*WHAT YOU NEED TO DO*.
Give the stretch of lines from the first one through the one containing "callout: Washington University arrests: اعتقال المرشحة", both ends included, as a Markdown table with the columns Row and Line. Number each row and leave out any blank lines.
++++++++++
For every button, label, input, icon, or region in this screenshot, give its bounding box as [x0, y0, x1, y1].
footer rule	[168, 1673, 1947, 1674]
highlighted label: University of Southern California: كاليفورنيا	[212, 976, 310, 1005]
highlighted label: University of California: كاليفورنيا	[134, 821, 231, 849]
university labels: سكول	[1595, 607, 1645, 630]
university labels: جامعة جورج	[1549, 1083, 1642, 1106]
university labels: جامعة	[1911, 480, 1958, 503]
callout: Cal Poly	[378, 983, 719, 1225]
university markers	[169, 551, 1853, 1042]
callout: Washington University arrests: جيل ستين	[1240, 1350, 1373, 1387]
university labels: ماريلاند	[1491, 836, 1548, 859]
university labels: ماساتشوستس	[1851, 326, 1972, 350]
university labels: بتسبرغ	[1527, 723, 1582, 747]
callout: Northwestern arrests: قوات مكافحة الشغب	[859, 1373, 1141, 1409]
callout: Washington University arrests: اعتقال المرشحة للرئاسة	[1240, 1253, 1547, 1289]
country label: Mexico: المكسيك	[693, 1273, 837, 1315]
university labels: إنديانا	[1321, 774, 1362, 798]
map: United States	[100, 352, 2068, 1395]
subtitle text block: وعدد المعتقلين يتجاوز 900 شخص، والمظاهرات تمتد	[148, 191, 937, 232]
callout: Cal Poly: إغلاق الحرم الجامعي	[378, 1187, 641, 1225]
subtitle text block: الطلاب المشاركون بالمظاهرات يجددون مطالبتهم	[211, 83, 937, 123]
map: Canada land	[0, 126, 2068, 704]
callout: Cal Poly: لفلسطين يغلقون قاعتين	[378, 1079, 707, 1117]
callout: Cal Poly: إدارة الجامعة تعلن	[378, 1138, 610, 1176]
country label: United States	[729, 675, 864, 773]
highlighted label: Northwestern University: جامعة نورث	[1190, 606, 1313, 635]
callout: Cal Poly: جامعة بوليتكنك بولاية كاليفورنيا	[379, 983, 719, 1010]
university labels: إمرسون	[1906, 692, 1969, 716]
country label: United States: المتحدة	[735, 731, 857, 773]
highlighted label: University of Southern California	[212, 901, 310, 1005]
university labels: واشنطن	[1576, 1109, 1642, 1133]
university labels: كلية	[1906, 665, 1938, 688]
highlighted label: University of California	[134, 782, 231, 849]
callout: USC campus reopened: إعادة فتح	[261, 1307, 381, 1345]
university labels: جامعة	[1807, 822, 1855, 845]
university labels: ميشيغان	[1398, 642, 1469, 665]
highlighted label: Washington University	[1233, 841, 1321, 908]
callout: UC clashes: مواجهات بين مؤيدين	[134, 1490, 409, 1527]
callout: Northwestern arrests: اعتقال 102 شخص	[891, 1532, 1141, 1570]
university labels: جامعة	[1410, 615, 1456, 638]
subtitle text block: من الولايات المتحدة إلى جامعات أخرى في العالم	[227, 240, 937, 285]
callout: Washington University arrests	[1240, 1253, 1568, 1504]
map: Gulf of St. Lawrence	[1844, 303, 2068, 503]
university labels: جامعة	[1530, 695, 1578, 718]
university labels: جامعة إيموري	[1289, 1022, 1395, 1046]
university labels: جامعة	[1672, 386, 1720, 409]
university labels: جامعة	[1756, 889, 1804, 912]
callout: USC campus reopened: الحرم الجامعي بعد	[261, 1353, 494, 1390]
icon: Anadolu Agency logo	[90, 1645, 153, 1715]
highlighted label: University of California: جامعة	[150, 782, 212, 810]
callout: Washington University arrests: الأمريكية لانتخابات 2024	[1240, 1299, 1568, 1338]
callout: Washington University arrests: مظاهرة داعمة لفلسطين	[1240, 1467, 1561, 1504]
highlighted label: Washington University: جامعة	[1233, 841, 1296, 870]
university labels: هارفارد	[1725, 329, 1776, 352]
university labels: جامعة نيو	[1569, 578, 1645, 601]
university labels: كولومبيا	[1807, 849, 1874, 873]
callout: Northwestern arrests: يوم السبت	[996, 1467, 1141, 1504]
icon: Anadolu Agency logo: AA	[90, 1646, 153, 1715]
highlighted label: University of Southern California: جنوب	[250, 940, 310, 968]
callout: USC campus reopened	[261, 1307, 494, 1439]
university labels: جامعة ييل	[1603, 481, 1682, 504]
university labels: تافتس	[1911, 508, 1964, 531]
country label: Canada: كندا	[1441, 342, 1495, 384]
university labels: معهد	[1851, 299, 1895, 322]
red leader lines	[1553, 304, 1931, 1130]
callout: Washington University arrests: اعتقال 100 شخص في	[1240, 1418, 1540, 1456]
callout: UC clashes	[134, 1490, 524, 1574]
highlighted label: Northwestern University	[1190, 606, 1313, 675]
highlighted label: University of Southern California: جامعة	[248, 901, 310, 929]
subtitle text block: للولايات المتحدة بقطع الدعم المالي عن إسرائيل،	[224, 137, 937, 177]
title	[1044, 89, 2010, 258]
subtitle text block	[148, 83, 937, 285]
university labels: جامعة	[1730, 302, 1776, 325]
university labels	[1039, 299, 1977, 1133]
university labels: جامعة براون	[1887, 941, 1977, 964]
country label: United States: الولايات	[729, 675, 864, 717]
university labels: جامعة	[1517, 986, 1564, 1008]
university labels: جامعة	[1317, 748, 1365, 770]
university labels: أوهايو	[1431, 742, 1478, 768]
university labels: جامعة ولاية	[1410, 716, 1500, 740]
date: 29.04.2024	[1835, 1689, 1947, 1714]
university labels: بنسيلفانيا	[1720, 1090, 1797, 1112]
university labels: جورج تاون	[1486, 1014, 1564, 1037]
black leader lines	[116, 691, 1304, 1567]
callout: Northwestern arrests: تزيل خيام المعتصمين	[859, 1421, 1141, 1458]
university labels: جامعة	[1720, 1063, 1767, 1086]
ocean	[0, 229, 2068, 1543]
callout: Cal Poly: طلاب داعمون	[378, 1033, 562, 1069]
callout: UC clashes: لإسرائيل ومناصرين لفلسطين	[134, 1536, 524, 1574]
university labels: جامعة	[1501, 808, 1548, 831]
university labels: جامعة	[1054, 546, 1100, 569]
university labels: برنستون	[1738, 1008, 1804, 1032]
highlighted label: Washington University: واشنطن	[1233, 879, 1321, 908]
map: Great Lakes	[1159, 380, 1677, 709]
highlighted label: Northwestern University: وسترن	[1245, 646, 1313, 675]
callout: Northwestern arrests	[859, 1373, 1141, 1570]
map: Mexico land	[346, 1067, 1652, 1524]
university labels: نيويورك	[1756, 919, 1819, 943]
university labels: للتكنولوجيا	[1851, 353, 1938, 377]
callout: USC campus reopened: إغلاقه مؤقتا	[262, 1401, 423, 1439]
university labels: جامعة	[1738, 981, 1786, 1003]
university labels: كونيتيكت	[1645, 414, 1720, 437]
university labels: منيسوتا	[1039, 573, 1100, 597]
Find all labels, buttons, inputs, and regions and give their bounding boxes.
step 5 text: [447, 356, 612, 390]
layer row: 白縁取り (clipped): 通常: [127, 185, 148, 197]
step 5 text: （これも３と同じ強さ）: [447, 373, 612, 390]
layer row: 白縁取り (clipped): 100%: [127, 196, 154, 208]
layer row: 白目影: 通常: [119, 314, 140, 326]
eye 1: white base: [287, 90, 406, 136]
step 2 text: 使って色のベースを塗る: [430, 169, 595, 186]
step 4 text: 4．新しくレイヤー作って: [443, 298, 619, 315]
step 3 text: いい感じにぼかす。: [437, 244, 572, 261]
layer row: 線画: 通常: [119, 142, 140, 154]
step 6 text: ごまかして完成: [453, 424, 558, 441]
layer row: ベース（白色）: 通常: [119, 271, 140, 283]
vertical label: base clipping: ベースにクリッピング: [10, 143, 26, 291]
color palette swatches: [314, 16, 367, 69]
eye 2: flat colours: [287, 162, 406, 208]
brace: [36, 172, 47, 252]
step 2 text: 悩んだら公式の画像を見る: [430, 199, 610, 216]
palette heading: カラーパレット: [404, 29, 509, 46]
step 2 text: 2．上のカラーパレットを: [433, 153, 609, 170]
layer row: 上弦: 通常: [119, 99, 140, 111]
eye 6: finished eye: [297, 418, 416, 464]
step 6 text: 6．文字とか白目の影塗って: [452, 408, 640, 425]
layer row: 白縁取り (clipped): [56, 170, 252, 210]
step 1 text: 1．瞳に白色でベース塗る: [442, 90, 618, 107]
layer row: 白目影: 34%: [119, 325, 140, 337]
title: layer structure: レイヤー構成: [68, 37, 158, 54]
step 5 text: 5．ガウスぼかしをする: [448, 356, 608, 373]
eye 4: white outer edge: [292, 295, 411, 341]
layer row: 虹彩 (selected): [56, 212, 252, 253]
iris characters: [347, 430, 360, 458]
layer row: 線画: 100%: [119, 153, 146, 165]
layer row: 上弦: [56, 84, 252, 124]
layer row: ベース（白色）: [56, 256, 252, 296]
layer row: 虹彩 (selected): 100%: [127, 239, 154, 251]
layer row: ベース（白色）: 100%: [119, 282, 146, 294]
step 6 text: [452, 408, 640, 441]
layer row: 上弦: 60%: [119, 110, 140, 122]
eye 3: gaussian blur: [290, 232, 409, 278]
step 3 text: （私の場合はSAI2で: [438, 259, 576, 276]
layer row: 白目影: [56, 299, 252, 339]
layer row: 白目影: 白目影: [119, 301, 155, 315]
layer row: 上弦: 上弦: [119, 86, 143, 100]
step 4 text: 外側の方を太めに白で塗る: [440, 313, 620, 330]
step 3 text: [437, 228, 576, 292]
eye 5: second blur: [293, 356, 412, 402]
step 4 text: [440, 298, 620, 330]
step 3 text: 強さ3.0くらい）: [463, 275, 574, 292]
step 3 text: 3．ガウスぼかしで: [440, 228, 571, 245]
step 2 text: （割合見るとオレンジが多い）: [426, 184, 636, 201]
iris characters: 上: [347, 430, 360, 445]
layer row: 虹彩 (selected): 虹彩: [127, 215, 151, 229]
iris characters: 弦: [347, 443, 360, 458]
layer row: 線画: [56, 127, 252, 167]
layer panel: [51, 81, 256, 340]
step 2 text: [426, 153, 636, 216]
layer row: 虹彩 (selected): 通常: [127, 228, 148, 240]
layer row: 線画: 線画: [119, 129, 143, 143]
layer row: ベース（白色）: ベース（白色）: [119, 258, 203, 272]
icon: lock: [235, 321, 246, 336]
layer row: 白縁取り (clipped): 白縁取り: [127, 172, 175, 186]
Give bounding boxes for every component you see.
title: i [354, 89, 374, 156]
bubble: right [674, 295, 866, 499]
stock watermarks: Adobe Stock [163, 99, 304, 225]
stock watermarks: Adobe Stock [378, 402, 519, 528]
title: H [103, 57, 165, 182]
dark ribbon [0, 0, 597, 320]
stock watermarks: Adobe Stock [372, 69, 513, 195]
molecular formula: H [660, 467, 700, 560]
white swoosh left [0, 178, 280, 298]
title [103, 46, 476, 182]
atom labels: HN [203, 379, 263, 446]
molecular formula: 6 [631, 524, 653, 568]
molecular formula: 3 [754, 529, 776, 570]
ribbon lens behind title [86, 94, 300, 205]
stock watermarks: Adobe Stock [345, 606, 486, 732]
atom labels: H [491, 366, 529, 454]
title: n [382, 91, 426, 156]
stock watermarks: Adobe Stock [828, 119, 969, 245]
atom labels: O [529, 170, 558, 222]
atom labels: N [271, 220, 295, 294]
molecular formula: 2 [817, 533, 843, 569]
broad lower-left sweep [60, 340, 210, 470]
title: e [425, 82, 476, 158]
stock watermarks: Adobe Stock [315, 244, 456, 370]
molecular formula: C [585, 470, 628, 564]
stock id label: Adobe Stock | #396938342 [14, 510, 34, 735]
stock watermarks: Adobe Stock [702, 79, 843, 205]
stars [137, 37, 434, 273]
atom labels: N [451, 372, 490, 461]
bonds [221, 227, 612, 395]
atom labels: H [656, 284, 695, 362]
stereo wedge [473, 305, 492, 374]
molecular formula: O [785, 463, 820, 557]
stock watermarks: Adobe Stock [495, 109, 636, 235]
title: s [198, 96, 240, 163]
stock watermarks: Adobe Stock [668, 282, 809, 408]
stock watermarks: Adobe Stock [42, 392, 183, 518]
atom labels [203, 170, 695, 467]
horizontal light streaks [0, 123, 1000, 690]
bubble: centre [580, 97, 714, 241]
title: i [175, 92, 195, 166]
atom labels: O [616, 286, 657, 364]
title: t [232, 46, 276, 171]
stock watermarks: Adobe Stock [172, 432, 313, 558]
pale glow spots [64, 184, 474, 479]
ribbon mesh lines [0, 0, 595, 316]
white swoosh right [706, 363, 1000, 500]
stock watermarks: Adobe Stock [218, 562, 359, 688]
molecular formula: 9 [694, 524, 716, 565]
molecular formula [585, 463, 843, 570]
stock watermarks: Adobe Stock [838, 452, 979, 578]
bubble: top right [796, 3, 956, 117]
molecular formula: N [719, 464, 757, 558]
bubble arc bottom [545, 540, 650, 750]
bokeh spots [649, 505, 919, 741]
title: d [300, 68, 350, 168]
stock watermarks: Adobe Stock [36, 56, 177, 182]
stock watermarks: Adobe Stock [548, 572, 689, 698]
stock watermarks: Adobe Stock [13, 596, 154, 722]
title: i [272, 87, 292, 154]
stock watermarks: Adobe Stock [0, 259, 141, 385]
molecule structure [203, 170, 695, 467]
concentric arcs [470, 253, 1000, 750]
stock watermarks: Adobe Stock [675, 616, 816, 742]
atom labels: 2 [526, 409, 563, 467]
++++++++++
*WRITTEN ANSWER*.
| Row | Line |
|---|---|
| 1 | For every button, label, input, icon, or region in this screenshot, give its bounding box as [x0, y0, x1, y1]. |
| 2 | footer rule	[168, 1673, 1947, 1674] |
| 3 | highlighted label: University of Southern California: كاليفورنيا	[212, 976, 310, 1005] |
| 4 | highlighted label: University of California: كاليفورنيا	[134, 821, 231, 849] |
| 5 | university labels: سكول	[1595, 607, 1645, 630] |
| 6 | university labels: جامعة جورج	[1549, 1083, 1642, 1106] |
| 7 | university labels: جامعة	[1911, 480, 1958, 503] |
| 8 | callout: Cal Poly	[378, 983, 719, 1225] |
| 9 | university markers	[169, 551, 1853, 1042] |
| 10 | callout: Washington University arrests: جيل ستين	[1240, 1350, 1373, 1387] |
| 11 | university labels: ماريلاند	[1491, 836, 1548, 859] |
| 12 | university labels: ماساتشوستس	[1851, 326, 1972, 350] |
| 13 | university labels: بتسبرغ	[1527, 723, 1582, 747] |
| 14 | callout: Northwestern arrests: قوات مكافحة الشغب	[859, 1373, 1141, 1409] |
| 15 | callout: Washington University arrests: اعتقال المرشحة للرئاسة	[1240, 1253, 1547, 1289] |